### Requirement
Print out every line, exactly as written.

### Supplied records
******

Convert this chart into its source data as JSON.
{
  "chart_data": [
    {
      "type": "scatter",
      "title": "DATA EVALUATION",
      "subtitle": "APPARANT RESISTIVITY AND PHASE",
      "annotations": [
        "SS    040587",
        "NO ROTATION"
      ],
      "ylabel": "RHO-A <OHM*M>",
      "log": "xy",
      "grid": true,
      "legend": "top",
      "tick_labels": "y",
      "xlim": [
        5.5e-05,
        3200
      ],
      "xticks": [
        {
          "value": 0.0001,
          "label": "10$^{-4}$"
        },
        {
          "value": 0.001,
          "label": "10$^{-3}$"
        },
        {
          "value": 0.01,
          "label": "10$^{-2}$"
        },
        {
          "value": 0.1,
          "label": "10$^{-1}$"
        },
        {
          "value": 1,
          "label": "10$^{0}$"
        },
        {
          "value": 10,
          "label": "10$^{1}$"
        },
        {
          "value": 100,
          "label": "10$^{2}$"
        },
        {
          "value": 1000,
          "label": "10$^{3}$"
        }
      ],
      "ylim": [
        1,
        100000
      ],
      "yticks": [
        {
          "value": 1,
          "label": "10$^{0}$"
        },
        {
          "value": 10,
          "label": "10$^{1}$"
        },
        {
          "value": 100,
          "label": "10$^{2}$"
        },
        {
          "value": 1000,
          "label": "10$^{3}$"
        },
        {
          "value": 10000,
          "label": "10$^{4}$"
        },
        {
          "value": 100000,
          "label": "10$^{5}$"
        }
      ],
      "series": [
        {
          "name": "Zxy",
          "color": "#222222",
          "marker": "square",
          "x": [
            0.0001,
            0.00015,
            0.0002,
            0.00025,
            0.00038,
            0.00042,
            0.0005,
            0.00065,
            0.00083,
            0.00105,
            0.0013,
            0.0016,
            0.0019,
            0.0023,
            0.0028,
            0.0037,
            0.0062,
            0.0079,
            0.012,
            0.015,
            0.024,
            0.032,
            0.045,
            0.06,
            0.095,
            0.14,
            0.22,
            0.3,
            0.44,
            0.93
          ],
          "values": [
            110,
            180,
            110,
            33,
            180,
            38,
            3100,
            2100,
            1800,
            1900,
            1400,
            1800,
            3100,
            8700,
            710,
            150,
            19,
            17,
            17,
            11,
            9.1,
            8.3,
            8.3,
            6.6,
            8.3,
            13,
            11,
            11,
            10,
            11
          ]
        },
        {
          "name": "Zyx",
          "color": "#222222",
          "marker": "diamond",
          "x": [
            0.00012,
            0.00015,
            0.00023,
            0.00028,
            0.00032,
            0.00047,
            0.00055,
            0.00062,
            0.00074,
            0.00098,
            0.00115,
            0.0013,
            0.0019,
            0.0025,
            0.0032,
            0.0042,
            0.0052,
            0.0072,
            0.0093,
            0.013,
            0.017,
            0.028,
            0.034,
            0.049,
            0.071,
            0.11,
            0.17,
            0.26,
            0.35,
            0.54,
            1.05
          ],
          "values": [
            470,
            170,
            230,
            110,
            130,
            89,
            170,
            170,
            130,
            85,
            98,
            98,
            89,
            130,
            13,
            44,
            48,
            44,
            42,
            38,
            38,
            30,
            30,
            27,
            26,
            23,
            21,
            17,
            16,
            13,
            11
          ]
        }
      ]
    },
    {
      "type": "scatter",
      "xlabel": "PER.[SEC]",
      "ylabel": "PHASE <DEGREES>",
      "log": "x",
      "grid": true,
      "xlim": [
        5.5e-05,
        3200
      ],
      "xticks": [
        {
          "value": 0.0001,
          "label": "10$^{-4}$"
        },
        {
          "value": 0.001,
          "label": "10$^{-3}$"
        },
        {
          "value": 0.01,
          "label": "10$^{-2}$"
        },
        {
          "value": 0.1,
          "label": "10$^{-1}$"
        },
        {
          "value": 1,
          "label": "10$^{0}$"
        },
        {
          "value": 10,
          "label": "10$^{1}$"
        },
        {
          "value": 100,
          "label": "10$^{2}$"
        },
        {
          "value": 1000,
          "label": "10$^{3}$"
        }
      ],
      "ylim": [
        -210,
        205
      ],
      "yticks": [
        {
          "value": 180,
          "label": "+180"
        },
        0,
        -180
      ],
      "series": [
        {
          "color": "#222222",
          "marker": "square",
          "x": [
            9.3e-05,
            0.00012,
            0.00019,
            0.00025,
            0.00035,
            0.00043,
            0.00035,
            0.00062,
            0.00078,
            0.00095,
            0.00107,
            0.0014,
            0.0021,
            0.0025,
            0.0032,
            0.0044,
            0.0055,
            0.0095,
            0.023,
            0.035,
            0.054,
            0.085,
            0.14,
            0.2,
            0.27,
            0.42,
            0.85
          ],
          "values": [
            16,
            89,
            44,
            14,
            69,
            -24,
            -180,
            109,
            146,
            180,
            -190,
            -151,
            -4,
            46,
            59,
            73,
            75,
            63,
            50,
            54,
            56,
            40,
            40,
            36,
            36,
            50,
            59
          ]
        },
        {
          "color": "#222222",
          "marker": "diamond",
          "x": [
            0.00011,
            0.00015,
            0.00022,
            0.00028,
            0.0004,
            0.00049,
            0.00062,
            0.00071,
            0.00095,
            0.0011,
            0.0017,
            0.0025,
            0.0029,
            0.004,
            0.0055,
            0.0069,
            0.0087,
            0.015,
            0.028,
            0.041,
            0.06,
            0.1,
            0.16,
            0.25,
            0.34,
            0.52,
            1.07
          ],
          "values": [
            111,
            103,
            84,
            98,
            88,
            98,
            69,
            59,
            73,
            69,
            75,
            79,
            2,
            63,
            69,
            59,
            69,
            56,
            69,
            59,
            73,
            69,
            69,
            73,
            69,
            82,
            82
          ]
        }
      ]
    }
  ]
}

******

### Completed task
Convert this chart into its source data as JSON.
{
  "chart_data": [
    {
      "type": "scatter",
      "title": "DATA EVALUATION",
      "subtitle": "APPARANT RESISTIVITY AND PHASE",
      "annotations": [
        "SS    040587",
        "NO ROTATION"
      ],
      "ylabel": "RHO-A <OHM*M>",
      "log": "xy",
      "grid": true,
      "legend": "top",
      "tick_labels": "y",
      "xlim": [
        5.5e-05,
        3200
      ],
      "xticks": [
        {
          "value": 0.0001,
          "label": "10$^{-4}$"
        },
        {
          "value": 0.001,
          "label": "10$^{-3}$"
        },
        {
          "value": 0.01,
          "label": "10$^{-2}$"
        },
        {
          "value": 0.1,
          "label": "10$^{-1}$"
        },
        {
          "value": 1,
          "label": "10$^{0}$"
        },
        {
          "value": 10,
          "label": "10$^{1}$"
        },
        {
          "value": 100,
          "label": "10$^{2}$"
        },
        {
          "value": 1000,
          "label": "10$^{3}$"
        }
      ],
      "ylim": [
        1,
        100000
      ],
      "yticks": [
        {
          "value": 1,
          "label": "10$^{0}$"
        },
        {
          "value": 10,
          "label": "10$^{1}$"
        },
        {
          "value": 100,
          "label": "10$^{2}$"
        },
        {
          "value": 1000,
          "label": "10$^{3}$"
        },
        {
          "value": 10000,
          "label": "10$^{4}$"
        },
        {
          "value": 100000,
          "label": "10$^{5}$"
        }
      ],
      "series": [
        {
          "name": "Zxy",
          "color": "#222222",
          "marker": "square",
          "x": [
            0.0001,
            0.00015,
            0.0002,
            0.00025,
            0.00038,
            0.00042,
            0.0005,
            0.00065,
            0.00083,
            0.00105,
            0.0013,
            0.0016,
            0.0019,
            0.0023,
            0.0028,
            0.0037,
            0.0062,
            0.0079,
            0.012,
            0.015,
            0.024,
            0.032,
            0.045,
            0.06,
            0.095,
            0.14,
            0.22,
            0.3,
            0.44,
            0.93
          ],
          "values": [
            110,
            180,
            110,
            33,
            180,
            38,
            3100,
            2100,
            1800,
            1900,
            1400,
            1800,
            3100,
            8700,
            710,
            150,
            19,
            17,
            17,
            11,
            9.1,
            8.3,
            8.3,
            6.6,
            8.3,
            13,
            11,
            11,
            10,
            11
          ]
        },
        {
          "name": "Zyx",
          "color": "#222222",
          "marker": "diamond",
          "x": [
            0.00012,
            0.00015,
            0.00023,
            0.00028,
            0.00032,
            0.00047,
            0.00055,
            0.00062,
            0.00074,
            0.00098,
            0.00115,
            0.0013,
            0.0019,
            0.0025,
            0.0032,
            0.0042,
            0.0052,
            0.0072,
            0.0093,
            0.013,
            0.017,
            0.028,
            0.034,
            0.049,
            0.071,
            0.11,
            0.17,
            0.26,
            0.35,
            0.54,
            1.05
          ],
          "values": [
            470,
            170,
            230,
            110,
            130,
            89,
            170,
            170,
            130,
            85,
            98,
            98,
            89,
            130,
            13,
            44,
            48,
            44,
            42,
            38,
            38,
            30,
            30,
            27,
            26,
            23,
            21,
            17,
            16,
            13,
            11
          ]
        }
      ]
    },
    {
      "type": "scatter",
      "xlabel": "PER.[SEC]",
      "ylabel": "PHASE <DEGREES>",
      "log": "x",
      "grid": true,
      "xlim": [
        5.5e-05,
        3200
      ],
      "xticks": [
        {
          "value": 0.0001,
          "label": "10$^{-4}$"
        },
        {
          "value": 0.001,
          "label": "10$^{-3}$"
        },
        {
          "value": 0.01,
          "label": "10$^{-2}$"
        },
        {
          "value": 0.1,
          "label": "10$^{-1}$"
        },
        {
          "value": 1,
          "label": "10$^{0}$"
        },
        {
          "value": 10,
          "label": "10$^{1}$"
        },
        {
          "value": 100,
          "label": "10$^{2}$"
        },
        {
          "value": 1000,
          "label": "10$^{3}$"
        }
      ],
      "ylim": [
        -210,
        205
      ],
      "yticks": [
        {
          "value": 180,
          "label": "+180"
        },
        0,
        -180
      ],
      "series": [
        {
          "color": "#222222",
          "marker": "square",
          "x": [
            9.3e-05,
            0.00012,
            0.00019,
            0.00025,
            0.00035,
            0.00043,
            0.00035,
            0.00062,
            0.00078,
            0.00095,
            0.00107,
            0.0014,
            0.0021,
            0.0025,
            0.0032,
            0.0044,
            0.0055,
            0.0095,
            0.023,
            0.035,
            0.054,
            0.085,
            0.14,
            0.2,
            0.27,
            0.42,
            0.85
          ],
          "values": [
            16,
            89,
            44,
            14,
            69,
            -24,
            -180,
            109,
            146,
            180,
            -190,
            -151,
            -4,
            46,
            59,
            73,
            75,
            63,
            50,
            54,
            56,
            40,
            40,
            36,
            36,
            50,
            59
          ]
        },
        {
          "color": "#222222",
          "marker": "diamond",
          "x": [
            0.00011,
            0.00015,
            0.00022,
            0.00028,
            0.0004,
            0.00049,
            0.00062,
            0.00071,
            0.00095,
            0.0011,
            0.0017,
            0.0025,
            0.0029,
            0.004,
            0.0055,
            0.0069,
            0.0087,
            0.015,
            0.028,
            0.041,
            0.06,
            0.1,
            0.16,
            0.25,
            0.34,
            0.52,
            1.07
          ],
          "values": [
            111,
            103,
            84,
            98,
            88,
            98,
            69,
            59,
            73,
            69,
            75,
            79,
            2,
            63,
            69,
            59,
            69,
            56,
            69,
            59,
            73,
            69,
            69,
            73,
            69,
            82,
            82
          ]
        }
      ]
    }
  ]
}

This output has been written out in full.